• _What the task asks_
Review the material line by line. Identify and copy every line that contains the string "keskus".

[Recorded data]
>> BEGIN
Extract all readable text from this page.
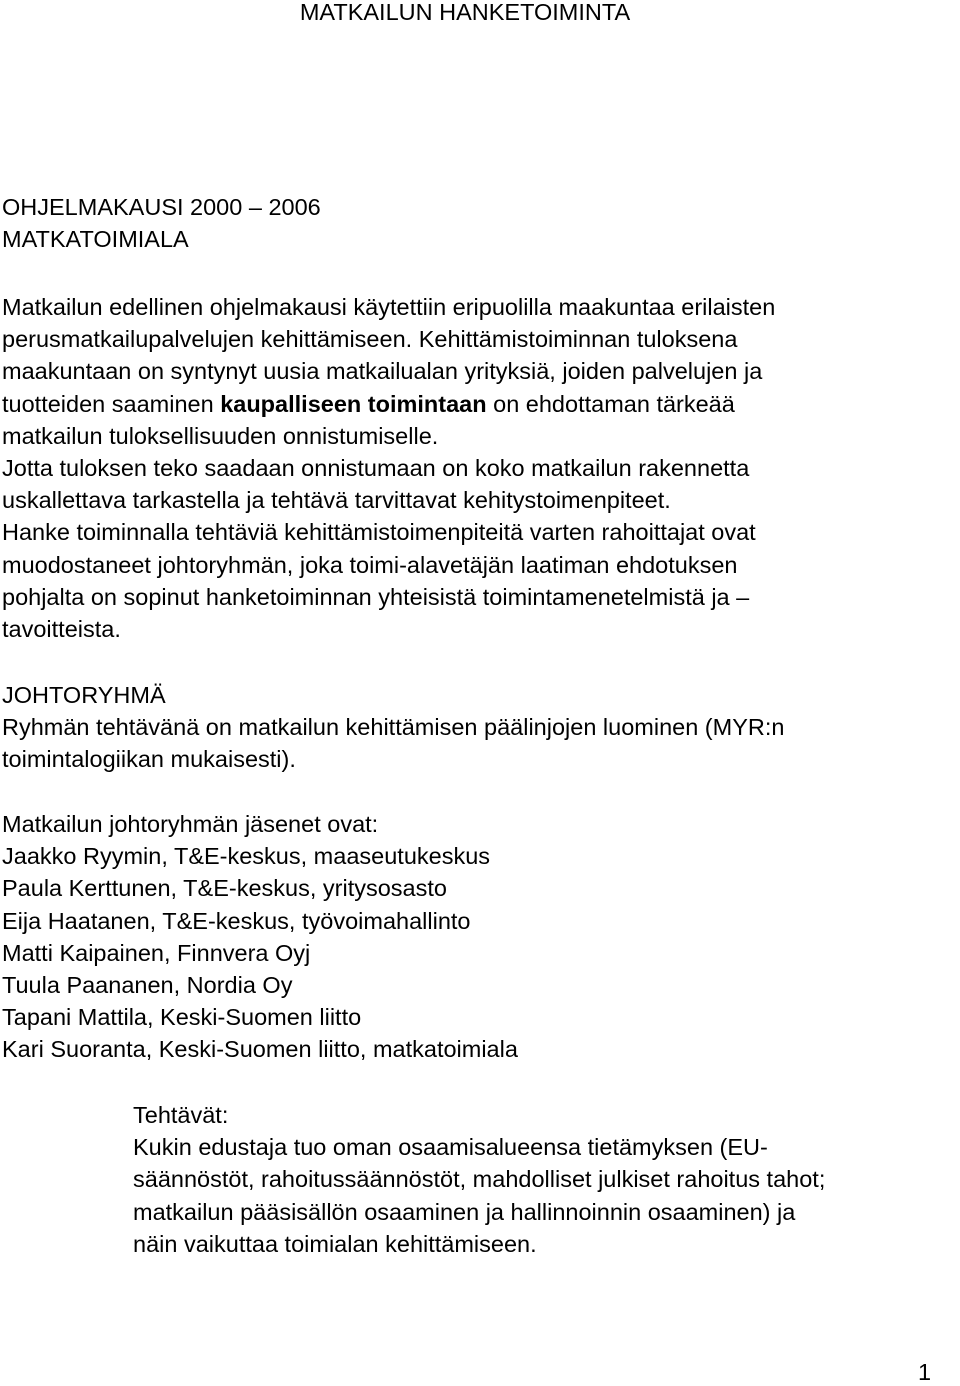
MATKAILUN HANKETOIMINTA
OHJELMAKAUSI 2000 – 2006
MATKATOIMIALA
Matkailun edellinen ohjelmakausi käytettiin eripuolilla maakuntaa erilaisten
perusmatkailupalvelujen kehittämiseen. Kehittämistoiminnan tuloksena
maakuntaan on syntynyt uusia matkailualan yrityksiä, joiden palvelujen ja
tuotteiden saaminen kaupalliseen toimintaan on ehdottaman tärkeää
matkailun tuloksellisuuden onnistumiselle.
Jotta tuloksen teko saadaan onnistumaan on koko matkailun rakennetta
uskallettava tarkastella ja tehtävä tarvittavat kehitystoimenpiteet.
Hanke toiminnalla tehtäviä kehittämistoimenpiteitä varten rahoittajat ovat
muodostaneet johtoryhmän, joka toimi-alavetäjän laatiman ehdotuksen
pohjalta on sopinut hanketoiminnan yhteisistä toimintamenetelmistä ja –
tavoitteista.
JOHTORYHMÄ
Ryhmän tehtävänä on matkailun kehittämisen päälinjojen luominen (MYR:n
toimintalogiikan mukaisesti).
Matkailun johtoryhmän jäsenet ovat:
Jaakko Ryymin, T&E-keskus, maaseutukeskus
Paula Kerttunen, T&E-keskus, yritysosasto
Eija Haatanen, T&E-keskus, työvoimahallinto
Matti Kaipainen, Finnvera Oyj
Tuula Paananen, Nordia Oy
Tapani Mattila, Keski-Suomen liitto
Kari Suoranta, Keski-Suomen liitto, matkatoimiala
Tehtävät:
Kukin edustaja tuo oman osaamisalueensa tietämyksen (EU-
säännöstöt, rahoitussäännöstöt, mahdolliset julkiset rahoitus tahot;
matkailun pääsisällön osaaminen ja hallinnoinnin osaaminen) ja
näin vaikuttaa toimialan kehittämiseen.
1
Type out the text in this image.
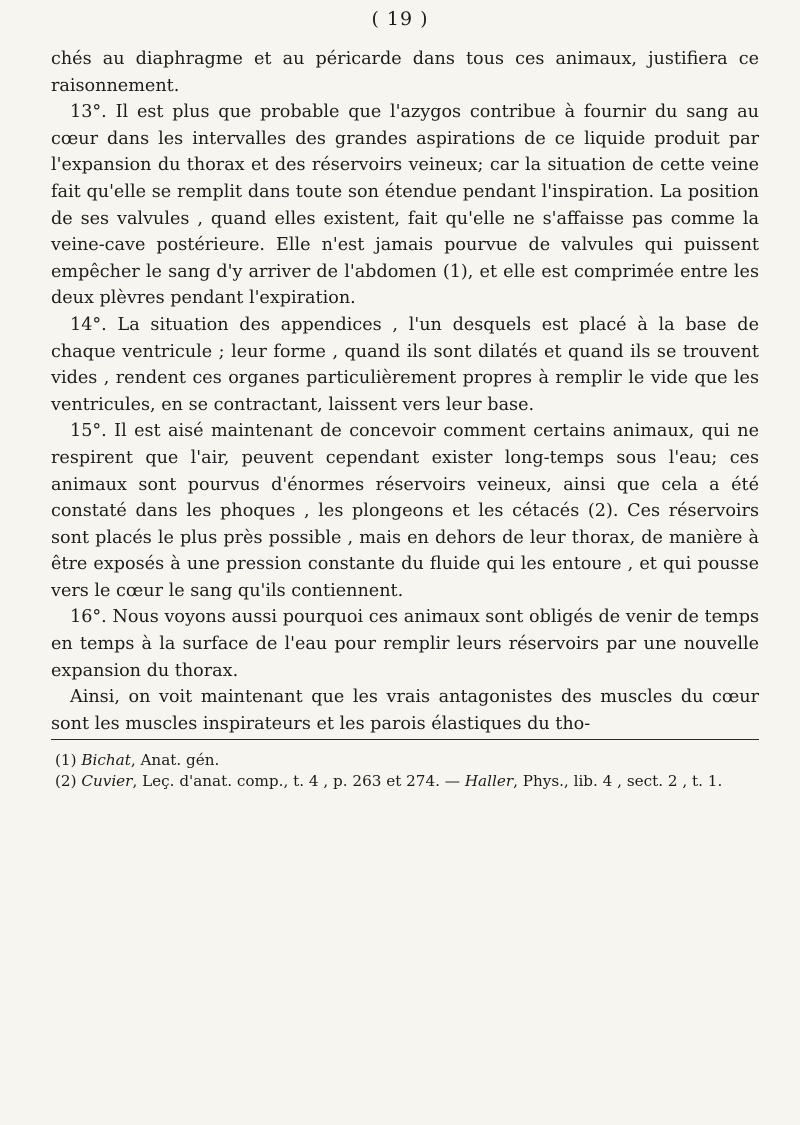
( 19 )

chés au diaphragme et au péricarde dans tous ces animaux, justifiera ce raisonnement.

13°. Il est plus que probable que l'azygos contribue à fournir du sang au cœur dans les intervalles des grandes aspirations de ce liquide produit par l'expansion du thorax et des réservoirs veineux; car la situation de cette veine fait qu'elle se remplit dans toute son étendue pendant l'inspiration. La position de ses valvules , quand elles existent, fait qu'elle ne s'affaisse pas comme la veine-cave postérieure. Elle n'est jamais pourvue de valvules qui puissent empêcher le sang d'y arriver de l'abdomen (1), et elle est comprimée entre les deux plèvres pendant l'expiration.

14°. La situation des appendices , l'un desquels est placé à la base de chaque ventricule ; leur forme , quand ils sont dilatés et quand ils se trouvent vides , rendent ces organes particulièrement propres à remplir le vide que les ventricules, en se contractant, laissent vers leur base.

15°. Il est aisé maintenant de concevoir comment certains animaux, qui ne respirent que l'air, peuvent cependant exister long-temps sous l'eau; ces animaux sont pourvus d'énormes réservoirs veineux, ainsi que cela a été constaté dans les phoques , les plongeons et les cétacés (2). Ces réservoirs sont placés le plus près possible , mais en dehors de leur thorax, de manière à être exposés à une pression constante du fluide qui les entoure , et qui pousse vers le cœur le sang qu'ils contiennent.

16°. Nous voyons aussi pourquoi ces animaux sont obligés de venir de temps en temps à la surface de l'eau pour remplir leurs réservoirs par une nouvelle expansion du thorax.

Ainsi, on voit maintenant que les vrais antagonistes des muscles du cœur sont les muscles inspirateurs et les parois élastiques du tho-

(1) Bichat, Anat. gén.

(2) Cuvier, Leç. d'anat. comp., t. 4 , p. 263 et 274. — Haller, Phys., lib. 4 , sect. 2 , t. 1.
>> END
• _Solution to this exercise_
Jaakko Ryymin, T&E-keskus, maaseutukeskus
Paula Kerttunen, T&E-keskus, yritysosasto
Eija Haatanen, T&E-keskus, työvoimahallinto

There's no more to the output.